■ **Items from a figure collection**:
++++

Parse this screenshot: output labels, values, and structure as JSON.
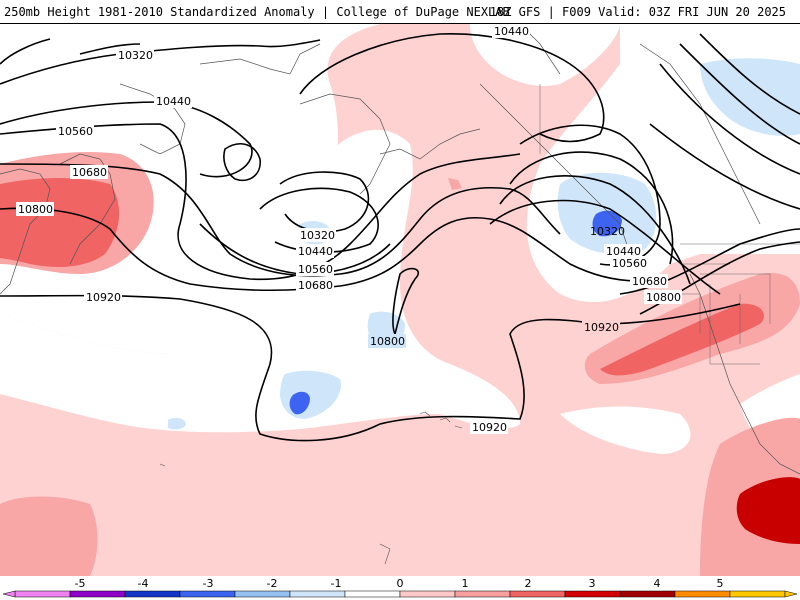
{
  "header": {
    "title": "250mb Height 1981-2010 Standardized Anomaly | College of DuPage NEXLAB",
    "run_info": "18Z GFS | F009 Valid: 03Z FRI JUN 20 2025"
  },
  "contour_labels": [
    {
      "id": "c10440-top",
      "text": "10440"
    },
    {
      "id": "c10320-top",
      "text": "10320"
    },
    {
      "id": "c10440-left",
      "text": "10440"
    },
    {
      "id": "c10560-left",
      "text": "10560"
    },
    {
      "id": "c10680-left",
      "text": "10680"
    },
    {
      "id": "c10800-left",
      "text": "10800"
    },
    {
      "id": "c10920-left",
      "text": "10920"
    },
    {
      "id": "c10320-mid",
      "text": "10320"
    },
    {
      "id": "c10440-mid",
      "text": "10440"
    },
    {
      "id": "c10560-mid",
      "text": "10560"
    },
    {
      "id": "c10680-mid",
      "text": "10680"
    },
    {
      "id": "c10800-mid",
      "text": "10800"
    },
    {
      "id": "c10920-bot",
      "text": "10920"
    },
    {
      "id": "c10320-right",
      "text": "10320"
    },
    {
      "id": "c10440-right",
      "text": "10440"
    },
    {
      "id": "c10560-right",
      "text": "10560"
    },
    {
      "id": "c10680-right",
      "text": "10680"
    },
    {
      "id": "c10800-right",
      "text": "10800"
    },
    {
      "id": "c10920-right",
      "text": "10920"
    }
  ],
  "colorbar": {
    "ticks": [
      "-5",
      "-4",
      "-3",
      "-2",
      "-1",
      "0",
      "1",
      "2",
      "3",
      "4",
      "5"
    ],
    "colors": [
      "#ee82ee",
      "#8e00c8",
      "#1434c8",
      "#3c64f0",
      "#96c0f0",
      "#cfe6fa",
      "#ffffff",
      "#ffc8c8",
      "#f8a0a0",
      "#f06464",
      "#d20000",
      "#a00000",
      "#ff8c00",
      "#ffc800"
    ]
  },
  "colors": {
    "neg_light": "#cfe6fa",
    "neg_mid": "#a8cdf4",
    "neg_strong": "#3c64f0",
    "pos_light": "#ffd2d2",
    "pos_mid": "#f8a6a6",
    "pos_strong": "#f06464",
    "pos_dark": "#c80000"
  }
}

++++

■ **Prompt**: Go through the entries above and pull out each line with "right" in it.

■ **The solution**:
      "id": "c10320-right",
      "id": "c10440-right",
      "id": "c10560-right",
      "id": "c10680-right",
      "id": "c10800-right",
      "id": "c10920-right",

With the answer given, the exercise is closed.